**Short problem**
Filter the entries and keep only the lines where the string "JSON" appears.

+ + +

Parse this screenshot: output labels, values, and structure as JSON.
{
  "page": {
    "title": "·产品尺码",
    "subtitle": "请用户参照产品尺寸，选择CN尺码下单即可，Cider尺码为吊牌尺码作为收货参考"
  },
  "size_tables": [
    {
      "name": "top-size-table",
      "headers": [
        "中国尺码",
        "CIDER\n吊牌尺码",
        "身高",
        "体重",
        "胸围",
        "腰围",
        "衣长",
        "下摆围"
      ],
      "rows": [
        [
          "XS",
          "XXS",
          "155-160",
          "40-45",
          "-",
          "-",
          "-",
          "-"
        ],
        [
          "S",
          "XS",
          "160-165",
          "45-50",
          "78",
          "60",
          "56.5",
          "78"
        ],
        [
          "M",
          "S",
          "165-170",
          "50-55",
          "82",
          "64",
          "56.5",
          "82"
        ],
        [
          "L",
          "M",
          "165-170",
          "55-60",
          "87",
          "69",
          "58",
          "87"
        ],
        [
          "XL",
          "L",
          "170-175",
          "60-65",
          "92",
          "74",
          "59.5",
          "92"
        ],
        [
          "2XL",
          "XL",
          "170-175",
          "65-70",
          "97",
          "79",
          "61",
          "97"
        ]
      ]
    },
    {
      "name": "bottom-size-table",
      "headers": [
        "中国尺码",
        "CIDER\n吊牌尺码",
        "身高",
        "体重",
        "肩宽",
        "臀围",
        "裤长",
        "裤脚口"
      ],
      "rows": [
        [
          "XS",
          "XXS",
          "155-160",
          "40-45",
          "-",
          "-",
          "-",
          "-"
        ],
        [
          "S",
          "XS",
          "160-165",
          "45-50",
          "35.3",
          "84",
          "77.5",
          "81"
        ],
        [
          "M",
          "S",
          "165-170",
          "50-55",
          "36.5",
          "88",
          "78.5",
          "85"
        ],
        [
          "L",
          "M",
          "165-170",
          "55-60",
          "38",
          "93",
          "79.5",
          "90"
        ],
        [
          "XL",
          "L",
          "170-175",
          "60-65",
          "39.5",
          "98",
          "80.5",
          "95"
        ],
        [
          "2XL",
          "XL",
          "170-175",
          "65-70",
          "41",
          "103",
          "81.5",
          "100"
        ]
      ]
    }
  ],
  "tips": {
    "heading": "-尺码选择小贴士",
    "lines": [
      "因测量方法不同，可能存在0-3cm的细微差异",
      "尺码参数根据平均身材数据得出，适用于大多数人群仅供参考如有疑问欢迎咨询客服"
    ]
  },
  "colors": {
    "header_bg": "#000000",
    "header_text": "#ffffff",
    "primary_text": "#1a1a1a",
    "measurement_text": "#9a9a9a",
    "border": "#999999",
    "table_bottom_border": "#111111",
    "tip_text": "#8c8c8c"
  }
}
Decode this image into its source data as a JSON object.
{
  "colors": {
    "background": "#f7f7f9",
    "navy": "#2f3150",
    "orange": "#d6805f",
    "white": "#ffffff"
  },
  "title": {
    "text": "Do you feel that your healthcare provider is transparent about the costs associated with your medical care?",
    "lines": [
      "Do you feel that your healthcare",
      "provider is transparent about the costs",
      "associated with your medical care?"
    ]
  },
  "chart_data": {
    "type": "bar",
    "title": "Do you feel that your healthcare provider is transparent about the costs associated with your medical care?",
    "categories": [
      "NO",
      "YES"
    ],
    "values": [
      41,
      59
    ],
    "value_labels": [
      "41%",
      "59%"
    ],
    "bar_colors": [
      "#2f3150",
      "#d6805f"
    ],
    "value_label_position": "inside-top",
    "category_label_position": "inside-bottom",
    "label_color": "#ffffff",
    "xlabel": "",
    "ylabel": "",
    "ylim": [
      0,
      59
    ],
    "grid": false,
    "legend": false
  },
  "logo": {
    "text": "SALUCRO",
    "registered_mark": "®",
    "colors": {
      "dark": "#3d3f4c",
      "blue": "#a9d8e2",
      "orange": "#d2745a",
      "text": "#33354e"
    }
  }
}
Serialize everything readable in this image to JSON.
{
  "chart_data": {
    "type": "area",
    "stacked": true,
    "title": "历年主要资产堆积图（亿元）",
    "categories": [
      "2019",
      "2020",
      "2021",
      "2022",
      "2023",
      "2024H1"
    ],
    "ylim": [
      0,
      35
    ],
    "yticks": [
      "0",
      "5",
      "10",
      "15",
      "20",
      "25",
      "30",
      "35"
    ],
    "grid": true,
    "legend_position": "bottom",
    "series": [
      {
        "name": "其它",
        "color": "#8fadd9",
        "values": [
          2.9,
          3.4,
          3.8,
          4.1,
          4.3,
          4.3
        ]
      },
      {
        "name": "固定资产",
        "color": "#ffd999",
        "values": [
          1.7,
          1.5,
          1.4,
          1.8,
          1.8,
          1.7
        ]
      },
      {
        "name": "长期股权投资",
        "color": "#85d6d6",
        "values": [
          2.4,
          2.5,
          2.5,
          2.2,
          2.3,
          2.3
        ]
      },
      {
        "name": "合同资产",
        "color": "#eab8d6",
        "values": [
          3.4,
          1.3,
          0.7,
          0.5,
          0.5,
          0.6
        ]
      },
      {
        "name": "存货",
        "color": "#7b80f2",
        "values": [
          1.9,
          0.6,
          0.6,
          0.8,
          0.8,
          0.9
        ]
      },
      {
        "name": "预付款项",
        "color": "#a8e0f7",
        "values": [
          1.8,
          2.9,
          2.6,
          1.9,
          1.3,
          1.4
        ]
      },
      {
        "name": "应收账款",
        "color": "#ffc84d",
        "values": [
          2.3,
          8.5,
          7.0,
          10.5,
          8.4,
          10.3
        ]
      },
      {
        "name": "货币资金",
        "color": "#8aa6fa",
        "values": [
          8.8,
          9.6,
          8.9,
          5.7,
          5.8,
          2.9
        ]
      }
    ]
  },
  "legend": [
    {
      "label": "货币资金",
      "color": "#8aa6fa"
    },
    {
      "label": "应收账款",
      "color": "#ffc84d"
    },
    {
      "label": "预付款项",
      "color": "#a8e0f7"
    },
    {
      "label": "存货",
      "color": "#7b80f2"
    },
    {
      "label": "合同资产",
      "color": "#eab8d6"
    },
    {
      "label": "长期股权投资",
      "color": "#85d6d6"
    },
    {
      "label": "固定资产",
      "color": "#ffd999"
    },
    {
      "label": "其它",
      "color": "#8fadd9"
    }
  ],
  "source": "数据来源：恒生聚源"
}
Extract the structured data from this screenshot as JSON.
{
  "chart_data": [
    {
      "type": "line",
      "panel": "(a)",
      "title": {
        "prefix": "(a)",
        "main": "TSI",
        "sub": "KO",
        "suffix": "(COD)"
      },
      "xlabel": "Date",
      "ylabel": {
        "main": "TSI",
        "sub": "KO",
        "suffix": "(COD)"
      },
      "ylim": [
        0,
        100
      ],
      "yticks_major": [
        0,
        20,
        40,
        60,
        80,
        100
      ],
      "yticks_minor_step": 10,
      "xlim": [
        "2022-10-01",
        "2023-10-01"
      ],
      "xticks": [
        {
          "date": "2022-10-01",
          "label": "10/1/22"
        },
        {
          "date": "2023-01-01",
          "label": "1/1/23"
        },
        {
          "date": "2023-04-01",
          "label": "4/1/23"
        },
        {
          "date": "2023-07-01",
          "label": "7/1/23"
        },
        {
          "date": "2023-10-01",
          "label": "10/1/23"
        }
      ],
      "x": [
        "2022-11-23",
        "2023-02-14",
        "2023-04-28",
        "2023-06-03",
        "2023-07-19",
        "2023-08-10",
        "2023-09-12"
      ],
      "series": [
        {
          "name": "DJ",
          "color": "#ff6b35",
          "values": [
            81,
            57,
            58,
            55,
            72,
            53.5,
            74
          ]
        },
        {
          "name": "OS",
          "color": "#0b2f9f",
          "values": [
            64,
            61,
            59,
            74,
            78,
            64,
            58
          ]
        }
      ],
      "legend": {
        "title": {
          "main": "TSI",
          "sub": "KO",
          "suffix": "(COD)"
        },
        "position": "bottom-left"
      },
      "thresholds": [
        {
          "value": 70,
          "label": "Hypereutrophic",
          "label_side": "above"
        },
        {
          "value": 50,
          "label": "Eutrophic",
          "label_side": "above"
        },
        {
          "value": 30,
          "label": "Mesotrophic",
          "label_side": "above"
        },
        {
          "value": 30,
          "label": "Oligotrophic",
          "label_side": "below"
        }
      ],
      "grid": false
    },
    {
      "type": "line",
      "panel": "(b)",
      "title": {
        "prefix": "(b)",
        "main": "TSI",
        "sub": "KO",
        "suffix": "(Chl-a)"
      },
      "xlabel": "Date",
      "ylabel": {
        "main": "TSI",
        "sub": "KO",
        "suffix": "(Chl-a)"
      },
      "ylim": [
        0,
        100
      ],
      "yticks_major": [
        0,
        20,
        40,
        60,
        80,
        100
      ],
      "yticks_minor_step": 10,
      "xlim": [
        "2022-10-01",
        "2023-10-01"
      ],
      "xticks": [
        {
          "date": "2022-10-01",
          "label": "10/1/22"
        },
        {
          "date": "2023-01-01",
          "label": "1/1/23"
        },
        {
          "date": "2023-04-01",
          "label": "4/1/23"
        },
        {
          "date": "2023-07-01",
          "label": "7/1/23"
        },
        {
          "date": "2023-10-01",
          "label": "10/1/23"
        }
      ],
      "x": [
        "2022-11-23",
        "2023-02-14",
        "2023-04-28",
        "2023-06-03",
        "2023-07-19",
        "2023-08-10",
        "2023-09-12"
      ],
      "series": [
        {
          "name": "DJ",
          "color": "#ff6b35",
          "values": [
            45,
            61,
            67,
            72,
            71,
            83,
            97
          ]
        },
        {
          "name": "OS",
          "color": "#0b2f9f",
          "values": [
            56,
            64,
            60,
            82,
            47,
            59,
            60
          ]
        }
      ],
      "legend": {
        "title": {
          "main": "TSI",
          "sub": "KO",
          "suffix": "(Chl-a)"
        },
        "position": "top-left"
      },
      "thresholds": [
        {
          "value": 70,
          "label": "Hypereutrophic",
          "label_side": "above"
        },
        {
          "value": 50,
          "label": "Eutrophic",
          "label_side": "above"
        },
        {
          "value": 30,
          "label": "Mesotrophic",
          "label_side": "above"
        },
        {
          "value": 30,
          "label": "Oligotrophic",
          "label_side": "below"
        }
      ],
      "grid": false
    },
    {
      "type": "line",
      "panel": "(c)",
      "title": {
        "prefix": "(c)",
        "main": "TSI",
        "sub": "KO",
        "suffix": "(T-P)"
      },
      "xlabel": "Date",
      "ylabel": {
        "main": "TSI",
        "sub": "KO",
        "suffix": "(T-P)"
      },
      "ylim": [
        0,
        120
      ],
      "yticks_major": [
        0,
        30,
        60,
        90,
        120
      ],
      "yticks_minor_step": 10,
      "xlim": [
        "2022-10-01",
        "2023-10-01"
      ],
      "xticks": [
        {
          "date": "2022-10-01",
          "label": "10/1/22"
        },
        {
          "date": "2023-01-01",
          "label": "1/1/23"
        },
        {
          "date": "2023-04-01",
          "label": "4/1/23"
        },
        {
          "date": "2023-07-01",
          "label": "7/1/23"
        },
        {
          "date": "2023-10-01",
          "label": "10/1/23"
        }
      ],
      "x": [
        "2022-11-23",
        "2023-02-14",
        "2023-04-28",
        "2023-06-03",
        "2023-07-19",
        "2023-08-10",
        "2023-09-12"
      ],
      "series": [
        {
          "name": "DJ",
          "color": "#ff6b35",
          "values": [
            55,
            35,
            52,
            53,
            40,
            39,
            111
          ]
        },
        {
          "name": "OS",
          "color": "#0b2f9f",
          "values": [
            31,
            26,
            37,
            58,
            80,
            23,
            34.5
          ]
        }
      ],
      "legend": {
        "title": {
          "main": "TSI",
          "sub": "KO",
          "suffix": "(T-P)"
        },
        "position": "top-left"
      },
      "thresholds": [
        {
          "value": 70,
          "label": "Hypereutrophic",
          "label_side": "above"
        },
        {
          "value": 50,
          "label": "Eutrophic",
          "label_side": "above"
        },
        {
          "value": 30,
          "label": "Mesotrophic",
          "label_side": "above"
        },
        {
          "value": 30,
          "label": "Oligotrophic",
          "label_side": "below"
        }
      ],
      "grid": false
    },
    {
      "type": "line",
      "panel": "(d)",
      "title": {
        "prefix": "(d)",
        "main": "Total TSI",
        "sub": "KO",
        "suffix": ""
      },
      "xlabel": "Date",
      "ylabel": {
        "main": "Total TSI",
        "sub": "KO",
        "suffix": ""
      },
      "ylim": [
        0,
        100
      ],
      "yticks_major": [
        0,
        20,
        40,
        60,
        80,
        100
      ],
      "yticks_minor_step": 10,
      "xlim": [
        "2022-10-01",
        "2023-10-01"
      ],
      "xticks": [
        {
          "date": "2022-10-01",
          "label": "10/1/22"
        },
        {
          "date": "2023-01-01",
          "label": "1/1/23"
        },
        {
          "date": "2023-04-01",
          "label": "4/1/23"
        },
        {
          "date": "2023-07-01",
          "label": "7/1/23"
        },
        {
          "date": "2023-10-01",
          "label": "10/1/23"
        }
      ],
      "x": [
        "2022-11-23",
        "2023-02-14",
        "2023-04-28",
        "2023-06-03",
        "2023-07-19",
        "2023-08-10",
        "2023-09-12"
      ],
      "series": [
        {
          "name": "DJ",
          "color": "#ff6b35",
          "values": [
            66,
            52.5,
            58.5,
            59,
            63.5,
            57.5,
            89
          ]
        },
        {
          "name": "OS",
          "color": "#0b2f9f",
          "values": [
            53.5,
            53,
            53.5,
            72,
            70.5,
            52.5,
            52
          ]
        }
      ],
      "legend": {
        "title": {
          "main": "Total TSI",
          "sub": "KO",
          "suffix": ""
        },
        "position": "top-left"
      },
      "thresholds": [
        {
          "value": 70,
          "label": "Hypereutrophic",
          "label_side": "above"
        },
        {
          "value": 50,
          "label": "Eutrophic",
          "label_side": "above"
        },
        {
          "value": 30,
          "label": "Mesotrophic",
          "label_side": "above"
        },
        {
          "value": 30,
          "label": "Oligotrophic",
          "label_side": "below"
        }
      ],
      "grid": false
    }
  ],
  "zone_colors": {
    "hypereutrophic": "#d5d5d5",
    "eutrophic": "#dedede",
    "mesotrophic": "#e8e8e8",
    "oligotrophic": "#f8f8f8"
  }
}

+ + +

**Task solution**
Parse this screenshot: output labels, values, and structure as JSON.
Decode this image into its source data as a JSON object.
Serialize everything readable in this image to JSON.
Extract the structured data from this screenshot as JSON.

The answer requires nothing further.